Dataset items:
• • • • • • •

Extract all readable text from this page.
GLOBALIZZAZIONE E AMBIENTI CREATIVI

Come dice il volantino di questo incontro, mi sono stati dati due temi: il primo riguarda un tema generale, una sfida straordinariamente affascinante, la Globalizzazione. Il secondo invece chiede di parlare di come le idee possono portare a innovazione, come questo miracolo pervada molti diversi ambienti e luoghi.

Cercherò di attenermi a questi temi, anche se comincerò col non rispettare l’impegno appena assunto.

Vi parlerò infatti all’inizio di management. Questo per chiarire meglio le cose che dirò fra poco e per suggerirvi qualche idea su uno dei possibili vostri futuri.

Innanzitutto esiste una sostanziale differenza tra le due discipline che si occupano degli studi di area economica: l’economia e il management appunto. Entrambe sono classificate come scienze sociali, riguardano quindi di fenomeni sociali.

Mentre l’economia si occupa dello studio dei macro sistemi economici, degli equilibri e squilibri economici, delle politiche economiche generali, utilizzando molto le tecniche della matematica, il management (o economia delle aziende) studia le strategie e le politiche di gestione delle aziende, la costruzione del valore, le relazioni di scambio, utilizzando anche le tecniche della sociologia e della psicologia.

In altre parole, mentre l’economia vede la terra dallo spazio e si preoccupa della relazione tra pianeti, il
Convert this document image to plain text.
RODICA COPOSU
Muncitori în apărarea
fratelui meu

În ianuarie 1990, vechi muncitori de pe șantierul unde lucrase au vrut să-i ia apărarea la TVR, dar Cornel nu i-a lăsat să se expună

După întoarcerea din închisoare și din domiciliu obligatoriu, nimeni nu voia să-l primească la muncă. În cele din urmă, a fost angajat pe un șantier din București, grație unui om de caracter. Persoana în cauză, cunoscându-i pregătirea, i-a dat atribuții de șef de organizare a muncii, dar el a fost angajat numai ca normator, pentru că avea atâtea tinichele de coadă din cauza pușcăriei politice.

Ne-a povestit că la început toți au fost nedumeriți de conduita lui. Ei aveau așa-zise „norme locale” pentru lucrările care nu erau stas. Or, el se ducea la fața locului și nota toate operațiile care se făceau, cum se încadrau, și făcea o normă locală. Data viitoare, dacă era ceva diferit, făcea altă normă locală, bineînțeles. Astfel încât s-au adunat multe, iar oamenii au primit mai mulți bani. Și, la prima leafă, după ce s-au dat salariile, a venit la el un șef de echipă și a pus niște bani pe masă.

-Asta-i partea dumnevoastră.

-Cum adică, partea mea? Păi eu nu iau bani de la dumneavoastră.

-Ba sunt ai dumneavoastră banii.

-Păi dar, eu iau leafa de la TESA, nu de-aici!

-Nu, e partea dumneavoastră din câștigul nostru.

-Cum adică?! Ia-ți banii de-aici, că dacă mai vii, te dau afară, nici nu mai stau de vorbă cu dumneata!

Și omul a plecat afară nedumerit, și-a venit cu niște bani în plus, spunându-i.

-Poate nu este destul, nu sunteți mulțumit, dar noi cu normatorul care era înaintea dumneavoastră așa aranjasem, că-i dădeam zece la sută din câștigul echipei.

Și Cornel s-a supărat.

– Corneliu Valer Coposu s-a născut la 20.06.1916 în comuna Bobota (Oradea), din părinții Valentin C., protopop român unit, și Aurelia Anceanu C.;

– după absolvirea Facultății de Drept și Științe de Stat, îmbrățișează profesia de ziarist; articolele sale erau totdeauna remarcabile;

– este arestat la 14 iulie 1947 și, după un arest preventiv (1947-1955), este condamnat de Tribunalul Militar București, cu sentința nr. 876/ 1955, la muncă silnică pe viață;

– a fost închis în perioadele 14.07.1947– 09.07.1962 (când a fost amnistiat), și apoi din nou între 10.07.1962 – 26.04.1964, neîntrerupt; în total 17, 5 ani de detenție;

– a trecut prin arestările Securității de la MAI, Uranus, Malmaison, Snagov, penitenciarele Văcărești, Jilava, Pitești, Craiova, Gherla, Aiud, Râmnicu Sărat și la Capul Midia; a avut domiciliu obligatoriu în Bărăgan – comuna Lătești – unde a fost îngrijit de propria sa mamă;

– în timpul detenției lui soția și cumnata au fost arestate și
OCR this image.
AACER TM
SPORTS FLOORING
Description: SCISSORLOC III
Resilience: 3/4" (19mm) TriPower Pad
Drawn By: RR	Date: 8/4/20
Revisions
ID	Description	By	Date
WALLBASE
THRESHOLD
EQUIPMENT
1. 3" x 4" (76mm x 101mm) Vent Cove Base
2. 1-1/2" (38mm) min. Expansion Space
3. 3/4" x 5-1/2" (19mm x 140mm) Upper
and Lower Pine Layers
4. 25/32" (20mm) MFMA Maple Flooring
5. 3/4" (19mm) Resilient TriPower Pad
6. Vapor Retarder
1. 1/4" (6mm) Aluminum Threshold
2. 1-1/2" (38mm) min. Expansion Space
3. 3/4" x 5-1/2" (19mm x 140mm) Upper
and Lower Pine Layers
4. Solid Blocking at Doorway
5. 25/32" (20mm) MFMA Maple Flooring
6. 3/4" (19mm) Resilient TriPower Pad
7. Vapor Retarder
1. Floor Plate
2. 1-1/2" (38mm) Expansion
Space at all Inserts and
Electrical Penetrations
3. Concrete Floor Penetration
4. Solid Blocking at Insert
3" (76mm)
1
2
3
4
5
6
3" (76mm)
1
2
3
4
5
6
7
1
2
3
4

• • • • • • •

What you are asked to do: Using the exact wording, write out all of the records.

Solution for this task:
Extract all readable text from this page.
GLOBALIZZAZIONE E AMBIENTI CREATIVI

Come dice il volantino di questo incontro, mi sono stati dati due temi: il primo riguarda un tema generale, una sfida straordinariamente affascinante, la Globalizzazione. Il secondo invece chiede di parlare di come le idee possono portare a innovazione, come questo miracolo pervada molti diversi ambienti e luoghi.

Cercherò di attenermi a questi temi, anche se comincerò col non rispettare l’impegno appena assunto.

Vi parlerò infatti all’inizio di management. Questo per chiarire meglio le cose che dirò fra poco e per suggerirvi qualche idea su uno dei possibili vostri futuri.

Innanzitutto esiste una sostanziale differenza tra le due discipline che si occupano degli studi di area economica: l’economia e il management appunto. Entrambe sono classificate come scienze sociali, riguardano quindi di fenomeni sociali.

Mentre l’economia si occupa dello studio dei macro sistemi economici, degli equilibri e squilibri economici, delle politiche economiche generali, utilizzando molto le tecniche della matematica, il management (o economia delle aziende) studia le strategie e le politiche di gestione delle aziende, la costruzione del valore, le relazioni di scambio, utilizzando anche le tecniche della sociologia e della psicologia.

In altre parole, mentre l’economia vede la terra dallo spazio e si preoccupa della relazione tra pianeti, il
Convert this document image to plain text.
RODICA COPOSU
Muncitori în apărarea
fratelui meu

În ianuarie 1990, vechi muncitori de pe șantierul unde lucrase au vrut să-i ia apărarea la TVR, dar Cornel nu i-a lăsat să se expună

După întoarcerea din închisoare și din domiciliu obligatoriu, nimeni nu voia să-l primească la muncă. În cele din urmă, a fost angajat pe un șantier din București, grație unui om de caracter. Persoana în cauză, cunoscându-i pregătirea, i-a dat atribuții de șef de organizare a muncii, dar el a fost angajat numai ca normator, pentru că avea atâtea tinichele de coadă din cauza pușcăriei politice.

Ne-a povestit că la început toți au fost nedumeriți de conduita lui. Ei aveau așa-zise „norme locale” pentru lucrările care nu erau stas. Or, el se ducea la fața locului și nota toate operațiile care se făceau, cum se încadrau, și făcea o normă locală. Data viitoare, dacă era ceva diferit, făcea altă normă locală, bineînțeles. Astfel încât s-au adunat multe, iar oamenii au primit mai mulți bani. Și, la prima leafă, după ce s-au dat salariile, a venit la el un șef de echipă și a pus niște bani pe masă.

-Asta-i partea dumnevoastră.

-Cum adică, partea mea? Păi eu nu iau bani de la dumneavoastră.

-Ba sunt ai dumneavoastră banii.

-Păi dar, eu iau leafa de la TESA, nu de-aici!

-Nu, e partea dumneavoastră din câștigul nostru.

-Cum adică?! Ia-ți banii de-aici, că dacă mai vii, te dau afară, nici nu mai stau de vorbă cu dumneata!

Și omul a plecat afară nedumerit, și-a venit cu niște bani în plus, spunându-i.

-Poate nu este destul, nu sunteți mulțumit, dar noi cu normatorul care era înaintea dumneavoastră așa aranjasem, că-i dădeam zece la sută din câștigul echipei.

Și Cornel s-a supărat.

– Corneliu Valer Coposu s-a născut la 20.06.1916 în comuna Bobota (Oradea), din părinții Valentin C., protopop român unit, și Aurelia Anceanu C.;

– după absolvirea Facultății de Drept și Științe de Stat, îmbrățișează profesia de ziarist; articolele sale erau totdeauna remarcabile;

– este arestat la 14 iulie 1947 și, după un arest preventiv (1947-1955), este condamnat de Tribunalul Militar București, cu sentința nr. 876/ 1955, la muncă silnică pe viață;

– a fost închis în perioadele 14.07.1947– 09.07.1962 (când a fost amnistiat), și apoi din nou între 10.07.1962 – 26.04.1964, neîntrerupt; în total 17, 5 ani de detenție;

– a trecut prin arestările Securității de la MAI, Uranus, Malmaison, Snagov, penitenciarele Văcărești, Jilava, Pitești, Craiova, Gherla, Aiud, Râmnicu Sărat și la Capul Midia; a avut domiciliu obligatoriu în Bărăgan – comuna Lătești – unde a fost îngrijit de propria sa mamă;

– în timpul detenției lui soția și cumnata au fost arestate și
OCR this image.
AACER TM
SPORTS FLOORING
Description: SCISSORLOC III
Resilience: 3/4" (19mm) TriPower Pad
Drawn By: RR	Date: 8/4/20
Revisions
ID	Description	By	Date
WALLBASE
THRESHOLD
EQUIPMENT
1. 3" x 4" (76mm x 101mm) Vent Cove Base
2. 1-1/2" (38mm) min. Expansion Space
3. 3/4" x 5-1/2" (19mm x 140mm) Upper
and Lower Pine Layers
4. 25/32" (20mm) MFMA Maple Flooring
5. 3/4" (19mm) Resilient TriPower Pad
6. Vapor Retarder
1. 1/4" (6mm) Aluminum Threshold
2. 1-1/2" (38mm) min. Expansion Space
3. 3/4" x 5-1/2" (19mm x 140mm) Upper
and Lower Pine Layers
4. Solid Blocking at Doorway
5. 25/32" (20mm) MFMA Maple Flooring
6. 3/4" (19mm) Resilient TriPower Pad
7. Vapor Retarder
1. Floor Plate
2. 1-1/2" (38mm) Expansion
Space at all Inserts and
Electrical Penetrations
3. Concrete Floor Penetration
4. Solid Blocking at Insert
3" (76mm)
1
2
3
4
5
6
3" (76mm)
1
2
3
4
5
6
7
1
2
3
4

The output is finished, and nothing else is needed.